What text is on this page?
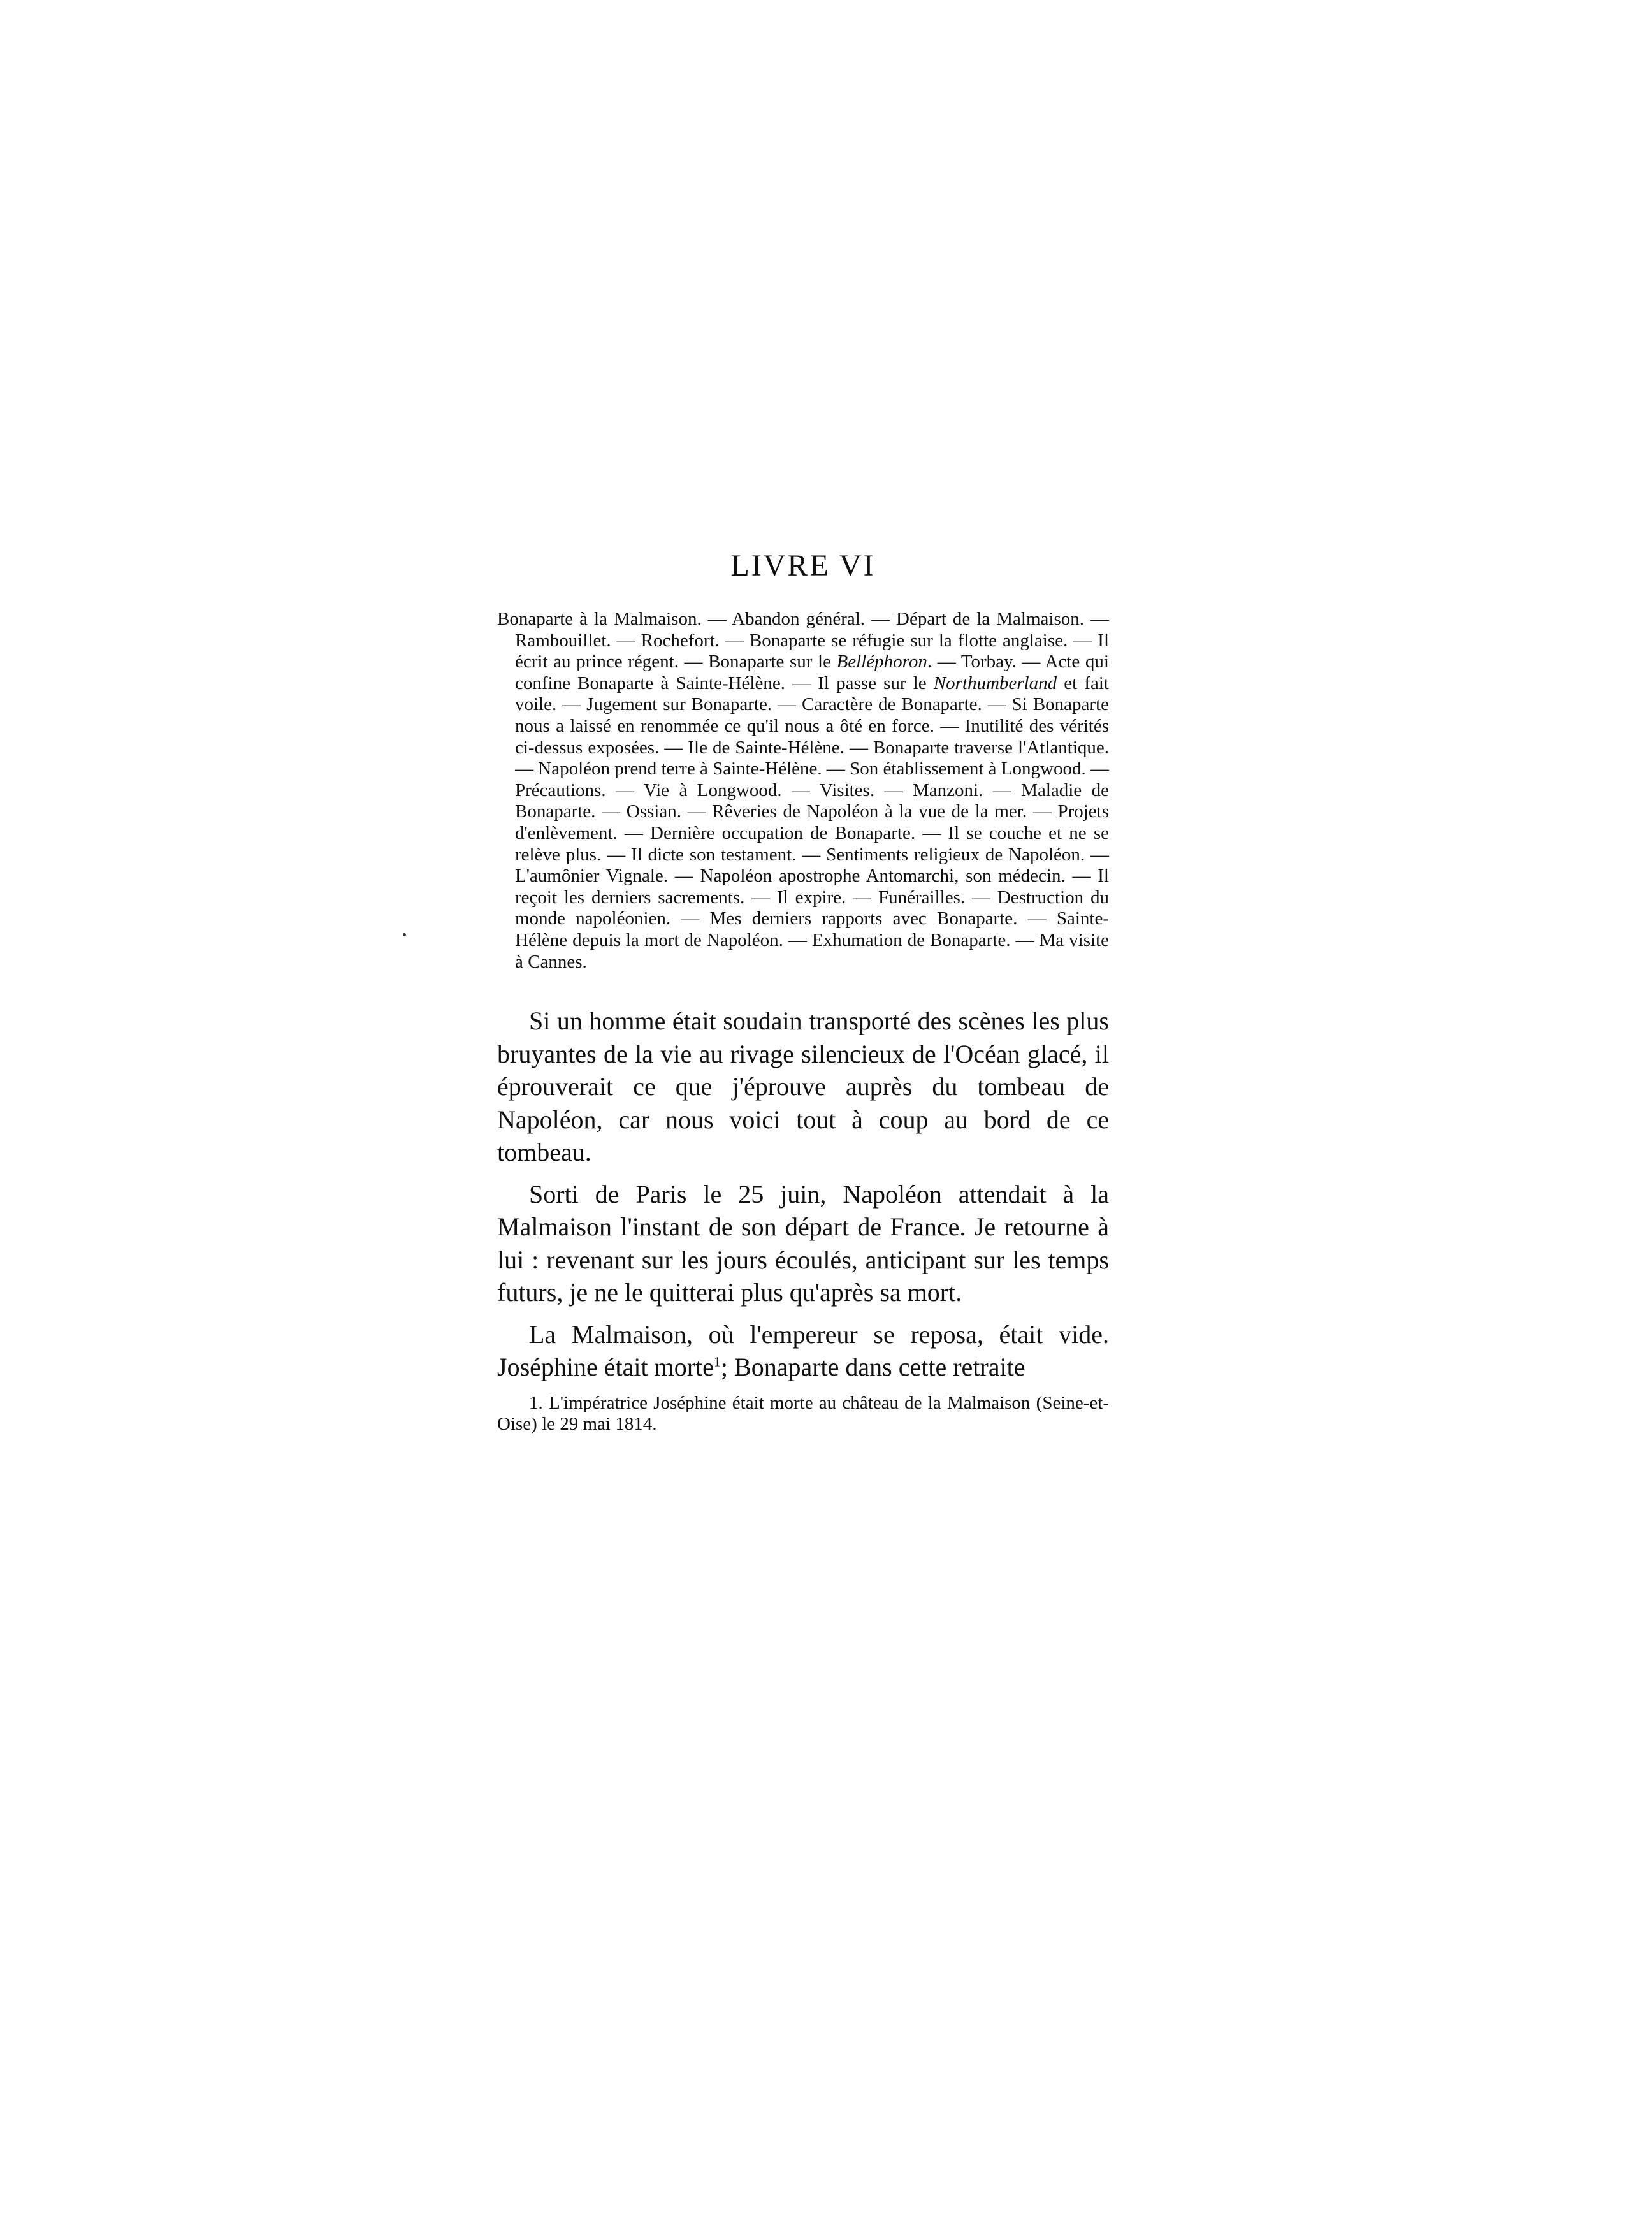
LIVRE VI

Bonaparte à la Malmaison. — Abandon général. — Départ de la Malmaison. — Rambouillet. — Rochefort. — Bonaparte se réfugie sur la flotte anglaise. — Il écrit au prince régent. — Bonaparte sur le Belléphoron. — Torbay. — Acte qui confine Bonaparte à Sainte-Hélène. — Il passe sur le Northumberland et fait voile. — Jugement sur Bonaparte. — Caractère de Bonaparte. — Si Bonaparte nous a laissé en renommée ce qu'il nous a ôté en force. — Inutilité des vérités ci-dessus exposées. — Ile de Sainte-Hélène. — Bonaparte traverse l'Atlantique. — Napoléon prend terre à Sainte-Hélène. — Son établissement à Longwood. — Précautions. — Vie à Longwood. — Visites. — Manzoni. — Maladie de Bonaparte. — Ossian. — Rêveries de Napoléon à la vue de la mer. — Projets d'enlèvement. — Dernière occupation de Bonaparte. — Il se couche et ne se relève plus. — Il dicte son testament. — Sentiments religieux de Napoléon. — L'aumônier Vignale. — Napoléon apostrophe Antomarchi, son médecin. — Il reçoit les derniers sacrements. — Il expire. — Funérailles. — Destruction du monde napoléonien. — Mes derniers rapports avec Bonaparte. — Sainte-Hélène depuis la mort de Napoléon. — Exhumation de Bonaparte. — Ma visite à Cannes.

Si un homme était soudain transporté des scènes les plus bruyantes de la vie au rivage silencieux de l'Océan glacé, il éprouverait ce que j'éprouve auprès du tombeau de Napoléon, car nous voici tout à coup au bord de ce tombeau.

Sorti de Paris le 25 juin, Napoléon attendait à la Malmaison l'instant de son départ de France. Je retourne à lui : revenant sur les jours écoulés, anticipant sur les temps futurs, je ne le quitterai plus qu'après sa mort.

La Malmaison, où l'empereur se reposa, était vide. Joséphine était morte$^1$; Bonaparte dans cette retraite

1. L'impératrice Joséphine était morte au château de la Malmaison (Seine-et-Oise) le 29 mai 1814.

+++

Quote the listing above in full, except for the pictures.

SOLUTION FOR THIS EXERCISE:
What text is on this page?
LIVRE VI

Bonaparte à la Malmaison. — Abandon général. — Départ de la Malmaison. — Rambouillet. — Rochefort. — Bonaparte se réfugie sur la flotte anglaise. — Il écrit au prince régent. — Bonaparte sur le Belléphoron. — Torbay. — Acte qui confine Bonaparte à Sainte-Hélène. — Il passe sur le Northumberland et fait voile. — Jugement sur Bonaparte. — Caractère de Bonaparte. — Si Bonaparte nous a laissé en renommée ce qu'il nous a ôté en force. — Inutilité des vérités ci-dessus exposées. — Ile de Sainte-Hélène. — Bonaparte traverse l'Atlantique. — Napoléon prend terre à Sainte-Hélène. — Son établissement à Longwood. — Précautions. — Vie à Longwood. — Visites. — Manzoni. — Maladie de Bonaparte. — Ossian. — Rêveries de Napoléon à la vue de la mer. — Projets d'enlèvement. — Dernière occupation de Bonaparte. — Il se couche et ne se relève plus. — Il dicte son testament. — Sentiments religieux de Napoléon. — L'aumônier Vignale. — Napoléon apostrophe Antomarchi, son médecin. — Il reçoit les derniers sacrements. — Il expire. — Funérailles. — Destruction du monde napoléonien. — Mes derniers rapports avec Bonaparte. — Sainte-Hélène depuis la mort de Napoléon. — Exhumation de Bonaparte. — Ma visite à Cannes.

Si un homme était soudain transporté des scènes les plus bruyantes de la vie au rivage silencieux de l'Océan glacé, il éprouverait ce que j'éprouve auprès du tombeau de Napoléon, car nous voici tout à coup au bord de ce tombeau.

Sorti de Paris le 25 juin, Napoléon attendait à la Malmaison l'instant de son départ de France. Je retourne à lui : revenant sur les jours écoulés, anticipant sur les temps futurs, je ne le quitterai plus qu'après sa mort.

La Malmaison, où l'empereur se reposa, était vide. Joséphine était morte$^1$; Bonaparte dans cette retraite

1. L'impératrice Joséphine était morte au château de la Malmaison (Seine-et-Oise) le 29 mai 1814.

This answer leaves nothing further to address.